### WRITTEN EXERCISE
Every record here should be printed again exactly.

### DATA FOR THIS EXERCISE
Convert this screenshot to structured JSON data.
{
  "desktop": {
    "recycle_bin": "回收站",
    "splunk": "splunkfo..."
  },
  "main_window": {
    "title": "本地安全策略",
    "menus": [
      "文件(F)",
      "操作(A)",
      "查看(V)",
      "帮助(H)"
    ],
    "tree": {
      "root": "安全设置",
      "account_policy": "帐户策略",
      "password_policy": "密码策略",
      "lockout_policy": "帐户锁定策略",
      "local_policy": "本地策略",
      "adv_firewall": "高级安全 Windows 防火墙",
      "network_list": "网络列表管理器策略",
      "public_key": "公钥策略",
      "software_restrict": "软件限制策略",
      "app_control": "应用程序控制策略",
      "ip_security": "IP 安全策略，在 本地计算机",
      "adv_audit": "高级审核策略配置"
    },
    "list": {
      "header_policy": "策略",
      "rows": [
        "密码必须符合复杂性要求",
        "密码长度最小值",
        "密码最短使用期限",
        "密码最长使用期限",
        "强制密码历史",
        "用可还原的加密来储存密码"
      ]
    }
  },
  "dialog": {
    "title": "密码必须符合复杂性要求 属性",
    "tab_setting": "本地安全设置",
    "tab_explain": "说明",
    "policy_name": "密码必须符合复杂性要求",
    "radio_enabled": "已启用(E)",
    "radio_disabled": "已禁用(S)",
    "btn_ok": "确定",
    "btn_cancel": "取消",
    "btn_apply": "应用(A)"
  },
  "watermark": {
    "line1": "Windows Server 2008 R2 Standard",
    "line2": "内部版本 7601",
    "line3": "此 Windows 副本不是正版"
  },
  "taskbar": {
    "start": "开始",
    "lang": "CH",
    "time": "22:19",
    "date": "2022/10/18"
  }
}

### CORRECT RESULT
Convert this screenshot to structured JSON data.
{
  "desktop": {
    "recycle_bin": "回收站",
    "splunk": "splunkfo..."
  },
  "main_window": {
    "title": "本地安全策略",
    "menus": [
      "文件(F)",
      "操作(A)",
      "查看(V)",
      "帮助(H)"
    ],
    "tree": {
      "root": "安全设置",
      "account_policy": "帐户策略",
      "password_policy": "密码策略",
      "lockout_policy": "帐户锁定策略",
      "local_policy": "本地策略",
      "adv_firewall": "高级安全 Windows 防火墙",
      "network_list": "网络列表管理器策略",
      "public_key": "公钥策略",
      "software_restrict": "软件限制策略",
      "app_control": "应用程序控制策略",
      "ip_security": "IP 安全策略，在 本地计算机",
      "adv_audit": "高级审核策略配置"
    },
    "list": {
      "header_policy": "策略",
      "rows": [
        "密码必须符合复杂性要求",
        "密码长度最小值",
        "密码最短使用期限",
        "密码最长使用期限",
        "强制密码历史",
        "用可还原的加密来储存密码"
      ]
    }
  },
  "dialog": {
    "title": "密码必须符合复杂性要求 属性",
    "tab_setting": "本地安全设置",
    "tab_explain": "说明",
    "policy_name": "密码必须符合复杂性要求",
    "radio_enabled": "已启用(E)",
    "radio_disabled": "已禁用(S)",
    "btn_ok": "确定",
    "btn_cancel": "取消",
    "btn_apply": "应用(A)"
  },
  "watermark": {
    "line1": "Windows Server 2008 R2 Standard",
    "line2": "内部版本 7601",
    "line3": "此 Windows 副本不是正版"
  },
  "taskbar": {
    "start": "开始",
    "lang": "CH",
    "time": "22:19",
    "date": "2022/10/18"
  }
}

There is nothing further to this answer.